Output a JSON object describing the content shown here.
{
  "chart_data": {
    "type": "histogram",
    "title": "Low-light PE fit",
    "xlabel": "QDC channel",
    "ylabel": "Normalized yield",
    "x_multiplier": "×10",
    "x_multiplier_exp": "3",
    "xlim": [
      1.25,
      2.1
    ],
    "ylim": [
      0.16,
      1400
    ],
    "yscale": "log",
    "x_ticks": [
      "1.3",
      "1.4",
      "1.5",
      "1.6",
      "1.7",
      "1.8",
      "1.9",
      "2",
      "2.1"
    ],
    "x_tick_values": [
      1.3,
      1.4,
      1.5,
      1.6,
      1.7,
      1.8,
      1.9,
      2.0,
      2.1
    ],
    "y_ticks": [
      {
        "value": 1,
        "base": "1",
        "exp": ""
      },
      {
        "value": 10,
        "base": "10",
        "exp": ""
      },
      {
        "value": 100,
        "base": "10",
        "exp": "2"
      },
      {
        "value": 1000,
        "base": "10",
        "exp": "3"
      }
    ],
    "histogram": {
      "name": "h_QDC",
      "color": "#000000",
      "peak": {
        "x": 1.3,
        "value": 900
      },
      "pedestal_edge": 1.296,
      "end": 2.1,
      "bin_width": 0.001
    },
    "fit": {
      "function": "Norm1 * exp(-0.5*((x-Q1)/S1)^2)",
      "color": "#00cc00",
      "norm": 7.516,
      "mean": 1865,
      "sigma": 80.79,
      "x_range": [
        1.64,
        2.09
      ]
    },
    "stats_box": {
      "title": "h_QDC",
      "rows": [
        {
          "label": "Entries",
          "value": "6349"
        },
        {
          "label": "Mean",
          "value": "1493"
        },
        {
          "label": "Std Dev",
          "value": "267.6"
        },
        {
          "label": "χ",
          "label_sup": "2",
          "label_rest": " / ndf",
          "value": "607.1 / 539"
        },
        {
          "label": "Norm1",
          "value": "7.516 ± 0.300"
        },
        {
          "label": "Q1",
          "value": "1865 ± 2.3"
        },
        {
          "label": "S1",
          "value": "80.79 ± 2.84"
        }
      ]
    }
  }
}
........
- [INSTRUCTIONS TO FOLLOW]
Transcribe the full listing above without leaving anything out.

- [SOLUTION TO THIS PROBLEM]
Output a JSON object describing the content shown here.
{
  "chart_data": {
    "type": "histogram",
    "title": "Low-light PE fit",
    "xlabel": "QDC channel",
    "ylabel": "Normalized yield",
    "x_multiplier": "×10",
    "x_multiplier_exp": "3",
    "xlim": [
      1.25,
      2.1
    ],
    "ylim": [
      0.16,
      1400
    ],
    "yscale": "log",
    "x_ticks": [
      "1.3",
      "1.4",
      "1.5",
      "1.6",
      "1.7",
      "1.8",
      "1.9",
      "2",
      "2.1"
    ],
    "x_tick_values": [
      1.3,
      1.4,
      1.5,
      1.6,
      1.7,
      1.8,
      1.9,
      2.0,
      2.1
    ],
    "y_ticks": [
      {
        "value": 1,
        "base": "1",
        "exp": ""
      },
      {
        "value": 10,
        "base": "10",
        "exp": ""
      },
      {
        "value": 100,
        "base": "10",
        "exp": "2"
      },
      {
        "value": 1000,
        "base": "10",
        "exp": "3"
      }
    ],
    "histogram": {
      "name": "h_QDC",
      "color": "#000000",
      "peak": {
        "x": 1.3,
        "value": 900
      },
      "pedestal_edge": 1.296,
      "end": 2.1,
      "bin_width": 0.001
    },
    "fit": {
      "function": "Norm1 * exp(-0.5*((x-Q1)/S1)^2)",
      "color": "#00cc00",
      "norm": 7.516,
      "mean": 1865,
      "sigma": 80.79,
      "x_range": [
        1.64,
        2.09
      ]
    },
    "stats_box": {
      "title": "h_QDC",
      "rows": [
        {
          "label": "Entries",
          "value": "6349"
        },
        {
          "label": "Mean",
          "value": "1493"
        },
        {
          "label": "Std Dev",
          "value": "267.6"
        },
        {
          "label": "χ",
          "label_sup": "2",
          "label_rest": " / ndf",
          "value": "607.1 / 539"
        },
        {
          "label": "Norm1",
          "value": "7.516 ± 0.300"
        },
        {
          "label": "Q1",
          "value": "1865 ± 2.3"
        },
        {
          "label": "S1",
          "value": "80.79 ± 2.84"
        }
      ]
    }
  }
}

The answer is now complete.